── Task material ──
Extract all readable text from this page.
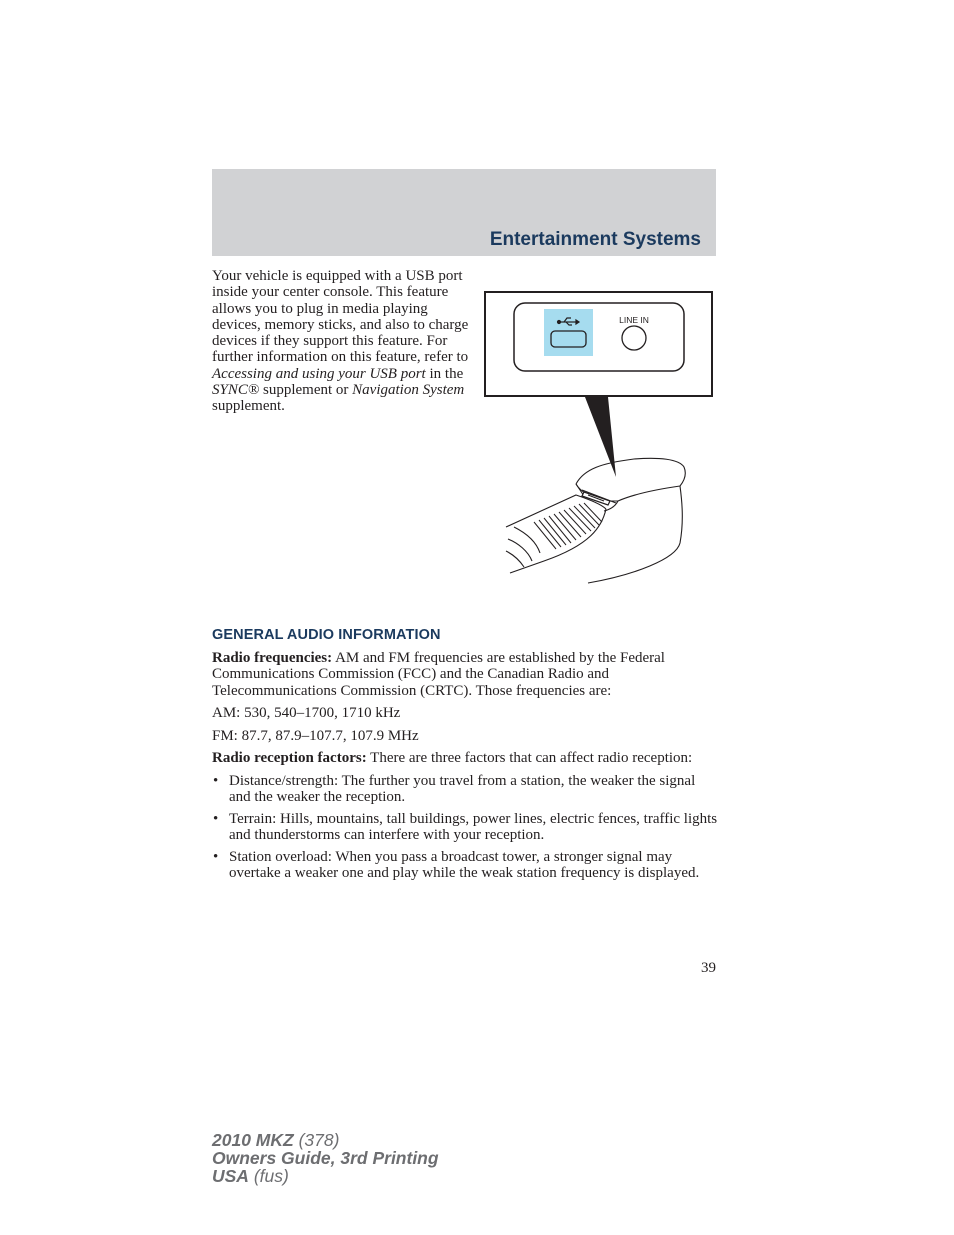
Entertainment Systems
Your vehicle is equipped with a USB port inside your center console. This feature allows you to plug in media playing devices, memory sticks, and also to charge devices if they support this feature. For further information on this feature, refer to Accessing and using your USB port in the SYNC® supplement or Navigation System supplement.
LINE IN
GENERAL AUDIO INFORMATION

Radio frequencies: AM and FM frequencies are established by the Federal Communications Commission (FCC) and the Canadian Radio and Telecommunications Commission (CRTC). Those frequencies are:

AM: 530, 540–1700, 1710 kHz

FM: 87.7, 87.9–107.7, 107.9 MHz

Radio reception factors: There are three factors that can affect radio reception:

• Distance/strength: The further you travel from a station, the weaker the signal and the weaker the reception.
• Terrain: Hills, mountains, tall buildings, power lines, electric fences, traffic lights and thunderstorms can interfere with your reception.
• Station overload: When you pass a broadcast tower, a stronger signal may overtake a weaker one and play while the weak station frequency is displayed.
39
2010 MKZ (378)
Owners Guide, 3rd Printing
USA (fus)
───
#### What the task asks
Which lines in the data above contain "Radio"? Show each one.

#### Output below
Radio frequencies: AM and FM frequencies are established by the Federal Communications Commission (FCC) and the Canadian Radio and Telecommunications Commission (CRTC). Those frequencies are:
Radio reception factors: There are three factors that can affect radio reception:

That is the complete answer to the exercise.